GIVEN INFORMATION

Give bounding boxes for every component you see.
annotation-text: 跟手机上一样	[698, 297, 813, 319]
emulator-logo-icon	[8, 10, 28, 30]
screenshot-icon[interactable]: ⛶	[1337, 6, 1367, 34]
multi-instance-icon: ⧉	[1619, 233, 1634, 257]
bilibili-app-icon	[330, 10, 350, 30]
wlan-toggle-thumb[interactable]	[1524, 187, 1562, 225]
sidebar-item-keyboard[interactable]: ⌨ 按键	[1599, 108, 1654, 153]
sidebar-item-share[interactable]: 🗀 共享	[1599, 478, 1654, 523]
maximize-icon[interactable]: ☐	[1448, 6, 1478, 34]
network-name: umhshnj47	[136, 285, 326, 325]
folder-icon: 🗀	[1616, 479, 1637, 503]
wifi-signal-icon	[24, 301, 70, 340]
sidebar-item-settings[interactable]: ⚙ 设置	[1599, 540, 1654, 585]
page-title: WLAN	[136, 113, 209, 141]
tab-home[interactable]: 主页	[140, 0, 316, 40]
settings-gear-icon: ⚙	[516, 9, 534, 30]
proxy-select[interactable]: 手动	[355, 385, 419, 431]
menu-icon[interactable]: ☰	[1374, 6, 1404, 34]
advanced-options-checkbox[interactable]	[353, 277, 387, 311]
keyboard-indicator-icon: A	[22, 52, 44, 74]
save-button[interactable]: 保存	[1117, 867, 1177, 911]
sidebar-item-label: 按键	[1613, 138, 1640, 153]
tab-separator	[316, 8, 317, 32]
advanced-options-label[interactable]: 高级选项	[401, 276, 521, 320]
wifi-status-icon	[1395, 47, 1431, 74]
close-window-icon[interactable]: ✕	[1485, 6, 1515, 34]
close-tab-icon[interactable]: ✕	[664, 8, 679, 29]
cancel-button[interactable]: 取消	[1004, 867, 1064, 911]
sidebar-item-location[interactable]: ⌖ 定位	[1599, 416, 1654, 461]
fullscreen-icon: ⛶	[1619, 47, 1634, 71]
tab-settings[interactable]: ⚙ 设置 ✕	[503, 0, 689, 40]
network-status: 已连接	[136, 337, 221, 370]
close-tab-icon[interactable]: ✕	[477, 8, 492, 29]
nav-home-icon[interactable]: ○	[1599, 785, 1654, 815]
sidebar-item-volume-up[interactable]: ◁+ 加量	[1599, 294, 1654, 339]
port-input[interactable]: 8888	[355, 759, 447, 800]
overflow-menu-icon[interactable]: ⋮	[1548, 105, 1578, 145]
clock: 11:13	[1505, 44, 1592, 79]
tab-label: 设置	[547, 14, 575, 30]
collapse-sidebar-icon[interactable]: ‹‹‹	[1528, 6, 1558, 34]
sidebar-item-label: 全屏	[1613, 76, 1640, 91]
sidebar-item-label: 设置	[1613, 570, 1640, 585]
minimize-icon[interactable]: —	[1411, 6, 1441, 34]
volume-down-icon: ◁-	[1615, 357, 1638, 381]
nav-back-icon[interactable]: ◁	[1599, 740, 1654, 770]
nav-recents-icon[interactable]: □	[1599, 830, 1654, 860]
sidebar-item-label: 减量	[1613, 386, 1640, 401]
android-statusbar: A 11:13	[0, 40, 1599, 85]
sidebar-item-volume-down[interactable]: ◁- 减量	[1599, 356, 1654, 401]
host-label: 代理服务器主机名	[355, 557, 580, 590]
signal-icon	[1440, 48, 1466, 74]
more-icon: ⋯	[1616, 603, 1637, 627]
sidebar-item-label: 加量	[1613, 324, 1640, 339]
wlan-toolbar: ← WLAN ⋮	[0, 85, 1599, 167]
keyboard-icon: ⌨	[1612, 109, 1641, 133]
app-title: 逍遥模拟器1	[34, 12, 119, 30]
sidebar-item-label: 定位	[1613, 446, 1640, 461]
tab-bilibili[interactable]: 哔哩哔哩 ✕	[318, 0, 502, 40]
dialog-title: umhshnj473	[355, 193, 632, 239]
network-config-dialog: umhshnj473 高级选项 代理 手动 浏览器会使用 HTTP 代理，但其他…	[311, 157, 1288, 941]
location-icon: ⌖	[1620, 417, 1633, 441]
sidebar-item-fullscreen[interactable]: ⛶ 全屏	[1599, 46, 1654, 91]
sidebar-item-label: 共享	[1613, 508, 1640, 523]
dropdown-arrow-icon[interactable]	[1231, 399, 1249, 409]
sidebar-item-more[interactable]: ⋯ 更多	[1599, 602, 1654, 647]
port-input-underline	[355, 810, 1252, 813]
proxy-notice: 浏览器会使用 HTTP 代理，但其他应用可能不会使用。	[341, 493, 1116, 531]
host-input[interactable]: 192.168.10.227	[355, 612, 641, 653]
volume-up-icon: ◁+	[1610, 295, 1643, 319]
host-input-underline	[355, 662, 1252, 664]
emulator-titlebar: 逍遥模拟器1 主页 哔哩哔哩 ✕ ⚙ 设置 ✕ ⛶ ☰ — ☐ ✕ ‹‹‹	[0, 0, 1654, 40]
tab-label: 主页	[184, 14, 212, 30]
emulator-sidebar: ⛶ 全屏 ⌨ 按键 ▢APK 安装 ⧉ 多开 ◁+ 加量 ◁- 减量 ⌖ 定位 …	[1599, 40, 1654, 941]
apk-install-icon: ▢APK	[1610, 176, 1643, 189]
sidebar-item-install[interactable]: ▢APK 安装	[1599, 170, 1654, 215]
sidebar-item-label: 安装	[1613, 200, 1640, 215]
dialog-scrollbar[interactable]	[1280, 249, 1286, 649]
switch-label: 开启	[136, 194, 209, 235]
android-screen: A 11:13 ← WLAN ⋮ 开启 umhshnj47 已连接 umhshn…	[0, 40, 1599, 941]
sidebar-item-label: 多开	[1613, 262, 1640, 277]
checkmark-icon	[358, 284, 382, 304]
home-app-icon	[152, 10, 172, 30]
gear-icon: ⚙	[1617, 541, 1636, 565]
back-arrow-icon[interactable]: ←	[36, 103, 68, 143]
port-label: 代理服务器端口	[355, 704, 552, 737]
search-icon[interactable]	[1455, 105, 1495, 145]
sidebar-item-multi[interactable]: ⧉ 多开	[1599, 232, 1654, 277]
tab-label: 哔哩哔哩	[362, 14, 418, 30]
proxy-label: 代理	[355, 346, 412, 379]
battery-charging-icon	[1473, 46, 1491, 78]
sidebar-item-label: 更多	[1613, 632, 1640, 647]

AIM
Copy every line of the items above word for word, leaving nothing out and changing nothing.

SOLUTION
Give bounding boxes for every component you see.
annotation-text: 跟手机上一样	[698, 297, 813, 319]
emulator-logo-icon	[8, 10, 28, 30]
screenshot-icon[interactable]: ⛶	[1337, 6, 1367, 34]
multi-instance-icon: ⧉	[1619, 233, 1634, 257]
bilibili-app-icon	[330, 10, 350, 30]
wlan-toggle-thumb[interactable]	[1524, 187, 1562, 225]
sidebar-item-keyboard[interactable]: ⌨ 按键	[1599, 108, 1654, 153]
sidebar-item-share[interactable]: 🗀 共享	[1599, 478, 1654, 523]
maximize-icon[interactable]: ☐	[1448, 6, 1478, 34]
network-name: umhshnj47	[136, 285, 326, 325]
folder-icon: 🗀	[1616, 479, 1637, 503]
wifi-signal-icon	[24, 301, 70, 340]
sidebar-item-settings[interactable]: ⚙ 设置	[1599, 540, 1654, 585]
page-title: WLAN	[136, 113, 209, 141]
tab-home[interactable]: 主页	[140, 0, 316, 40]
settings-gear-icon: ⚙	[516, 9, 534, 30]
proxy-select[interactable]: 手动	[355, 385, 419, 431]
menu-icon[interactable]: ☰	[1374, 6, 1404, 34]
advanced-options-checkbox[interactable]	[353, 277, 387, 311]
keyboard-indicator-icon: A	[22, 52, 44, 74]
save-button[interactable]: 保存	[1117, 867, 1177, 911]
sidebar-item-label: 按键	[1613, 138, 1640, 153]
tab-separator	[316, 8, 317, 32]
advanced-options-label[interactable]: 高级选项	[401, 276, 521, 320]
wifi-status-icon	[1395, 47, 1431, 74]
close-window-icon[interactable]: ✕	[1485, 6, 1515, 34]
close-tab-icon[interactable]: ✕	[664, 8, 679, 29]
cancel-button[interactable]: 取消	[1004, 867, 1064, 911]
sidebar-item-location[interactable]: ⌖ 定位	[1599, 416, 1654, 461]
fullscreen-icon: ⛶	[1619, 47, 1634, 71]
tab-settings[interactable]: ⚙ 设置 ✕	[503, 0, 689, 40]
network-status: 已连接	[136, 337, 221, 370]
close-tab-icon[interactable]: ✕	[477, 8, 492, 29]
nav-home-icon[interactable]: ○	[1599, 785, 1654, 815]
sidebar-item-volume-up[interactable]: ◁+ 加量	[1599, 294, 1654, 339]
port-input[interactable]: 8888	[355, 759, 447, 800]
overflow-menu-icon[interactable]: ⋮	[1548, 105, 1578, 145]
clock: 11:13	[1505, 44, 1592, 79]
tab-label: 设置	[547, 14, 575, 30]
collapse-sidebar-icon[interactable]: ‹‹‹	[1528, 6, 1558, 34]
sidebar-item-label: 全屏	[1613, 76, 1640, 91]
sidebar-item-label: 设置	[1613, 570, 1640, 585]
minimize-icon[interactable]: —	[1411, 6, 1441, 34]
volume-down-icon: ◁-	[1615, 357, 1638, 381]
nav-back-icon[interactable]: ◁	[1599, 740, 1654, 770]
nav-recents-icon[interactable]: □	[1599, 830, 1654, 860]
sidebar-item-label: 减量	[1613, 386, 1640, 401]
android-statusbar: A 11:13	[0, 40, 1599, 85]
sidebar-item-volume-down[interactable]: ◁- 减量	[1599, 356, 1654, 401]
host-label: 代理服务器主机名	[355, 557, 580, 590]
signal-icon	[1440, 48, 1466, 74]
more-icon: ⋯	[1616, 603, 1637, 627]
sidebar-item-label: 加量	[1613, 324, 1640, 339]
wlan-toolbar: ← WLAN ⋮	[0, 85, 1599, 167]
keyboard-icon: ⌨	[1612, 109, 1641, 133]
app-title: 逍遥模拟器1	[34, 12, 119, 30]
sidebar-item-label: 定位	[1613, 446, 1640, 461]
tab-bilibili[interactable]: 哔哩哔哩 ✕	[318, 0, 502, 40]
dialog-title: umhshnj473	[355, 193, 632, 239]
network-config-dialog: umhshnj473 高级选项 代理 手动 浏览器会使用 HTTP 代理，但其他…	[311, 157, 1288, 941]
location-icon: ⌖	[1620, 417, 1633, 441]
sidebar-item-fullscreen[interactable]: ⛶ 全屏	[1599, 46, 1654, 91]
sidebar-item-label: 共享	[1613, 508, 1640, 523]
dropdown-arrow-icon[interactable]	[1231, 399, 1249, 409]
sidebar-item-more[interactable]: ⋯ 更多	[1599, 602, 1654, 647]
port-input-underline	[355, 810, 1252, 813]
proxy-notice: 浏览器会使用 HTTP 代理，但其他应用可能不会使用。	[341, 493, 1116, 531]
host-input[interactable]: 192.168.10.227	[355, 612, 641, 653]
volume-up-icon: ◁+	[1610, 295, 1643, 319]
host-input-underline	[355, 662, 1252, 664]
emulator-titlebar: 逍遥模拟器1 主页 哔哩哔哩 ✕ ⚙ 设置 ✕ ⛶ ☰ — ☐ ✕ ‹‹‹	[0, 0, 1654, 40]
tab-label: 主页	[184, 14, 212, 30]
emulator-sidebar: ⛶ 全屏 ⌨ 按键 ▢APK 安装 ⧉ 多开 ◁+ 加量 ◁- 减量 ⌖ 定位 …	[1599, 40, 1654, 941]
apk-install-icon: ▢APK	[1610, 176, 1643, 189]
sidebar-item-install[interactable]: ▢APK 安装	[1599, 170, 1654, 215]
sidebar-item-label: 安装	[1613, 200, 1640, 215]
dialog-scrollbar[interactable]	[1280, 249, 1286, 649]
switch-label: 开启	[136, 194, 209, 235]
android-screen: A 11:13 ← WLAN ⋮ 开启 umhshnj47 已连接 umhshn…	[0, 40, 1599, 941]
sidebar-item-label: 多开	[1613, 262, 1640, 277]
checkmark-icon	[358, 284, 382, 304]
home-app-icon	[152, 10, 172, 30]
gear-icon: ⚙	[1617, 541, 1636, 565]
back-arrow-icon[interactable]: ←	[36, 103, 68, 143]
port-label: 代理服务器端口	[355, 704, 552, 737]
search-icon[interactable]	[1455, 105, 1495, 145]
sidebar-item-multi[interactable]: ⧉ 多开	[1599, 232, 1654, 277]
tab-label: 哔哩哔哩	[362, 14, 418, 30]
proxy-label: 代理	[355, 346, 412, 379]
battery-charging-icon	[1473, 46, 1491, 78]
sidebar-item-label: 更多	[1613, 632, 1640, 647]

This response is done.